** Begin Dataset **
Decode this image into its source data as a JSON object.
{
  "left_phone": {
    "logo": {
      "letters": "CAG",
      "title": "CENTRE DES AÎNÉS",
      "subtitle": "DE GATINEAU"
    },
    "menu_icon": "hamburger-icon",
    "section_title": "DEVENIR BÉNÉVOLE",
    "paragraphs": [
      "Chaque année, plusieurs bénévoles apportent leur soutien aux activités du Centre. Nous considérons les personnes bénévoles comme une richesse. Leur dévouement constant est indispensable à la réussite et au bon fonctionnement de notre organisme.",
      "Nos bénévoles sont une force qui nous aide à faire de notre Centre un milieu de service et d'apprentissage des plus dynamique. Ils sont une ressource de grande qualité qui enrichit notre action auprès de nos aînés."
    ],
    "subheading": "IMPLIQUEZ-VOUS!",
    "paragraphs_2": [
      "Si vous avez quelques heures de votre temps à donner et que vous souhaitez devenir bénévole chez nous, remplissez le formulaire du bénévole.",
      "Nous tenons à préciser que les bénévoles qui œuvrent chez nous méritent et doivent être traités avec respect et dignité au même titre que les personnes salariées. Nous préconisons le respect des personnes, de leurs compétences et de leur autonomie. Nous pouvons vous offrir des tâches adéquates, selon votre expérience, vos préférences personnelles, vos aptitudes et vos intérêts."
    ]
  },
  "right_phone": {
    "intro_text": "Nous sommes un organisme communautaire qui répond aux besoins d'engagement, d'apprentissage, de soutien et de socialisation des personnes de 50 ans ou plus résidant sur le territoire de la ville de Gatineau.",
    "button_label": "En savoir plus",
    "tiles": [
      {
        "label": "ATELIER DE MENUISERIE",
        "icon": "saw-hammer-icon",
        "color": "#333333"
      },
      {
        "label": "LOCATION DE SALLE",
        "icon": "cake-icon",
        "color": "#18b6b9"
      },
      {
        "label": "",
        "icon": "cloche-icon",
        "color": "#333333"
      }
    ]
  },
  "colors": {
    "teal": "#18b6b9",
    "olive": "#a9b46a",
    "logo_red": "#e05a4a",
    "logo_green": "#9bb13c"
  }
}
** End Dataset **
Write out the material from the first line to the last, exactly.

Answer to this exercise:
Decode this image into its source data as a JSON object.
{
  "left_phone": {
    "logo": {
      "letters": "CAG",
      "title": "CENTRE DES AÎNÉS",
      "subtitle": "DE GATINEAU"
    },
    "menu_icon": "hamburger-icon",
    "section_title": "DEVENIR BÉNÉVOLE",
    "paragraphs": [
      "Chaque année, plusieurs bénévoles apportent leur soutien aux activités du Centre. Nous considérons les personnes bénévoles comme une richesse. Leur dévouement constant est indispensable à la réussite et au bon fonctionnement de notre organisme.",
      "Nos bénévoles sont une force qui nous aide à faire de notre Centre un milieu de service et d'apprentissage des plus dynamique. Ils sont une ressource de grande qualité qui enrichit notre action auprès de nos aînés."
    ],
    "subheading": "IMPLIQUEZ-VOUS!",
    "paragraphs_2": [
      "Si vous avez quelques heures de votre temps à donner et que vous souhaitez devenir bénévole chez nous, remplissez le formulaire du bénévole.",
      "Nous tenons à préciser que les bénévoles qui œuvrent chez nous méritent et doivent être traités avec respect et dignité au même titre que les personnes salariées. Nous préconisons le respect des personnes, de leurs compétences et de leur autonomie. Nous pouvons vous offrir des tâches adéquates, selon votre expérience, vos préférences personnelles, vos aptitudes et vos intérêts."
    ]
  },
  "right_phone": {
    "intro_text": "Nous sommes un organisme communautaire qui répond aux besoins d'engagement, d'apprentissage, de soutien et de socialisation des personnes de 50 ans ou plus résidant sur le territoire de la ville de Gatineau.",
    "button_label": "En savoir plus",
    "tiles": [
      {
        "label": "ATELIER DE MENUISERIE",
        "icon": "saw-hammer-icon",
        "color": "#333333"
      },
      {
        "label": "LOCATION DE SALLE",
        "icon": "cake-icon",
        "color": "#18b6b9"
      },
      {
        "label": "",
        "icon": "cloche-icon",
        "color": "#333333"
      }
    ]
  },
  "colors": {
    "teal": "#18b6b9",
    "olive": "#a9b46a",
    "logo_red": "#e05a4a",
    "logo_green": "#9bb13c"
  }
}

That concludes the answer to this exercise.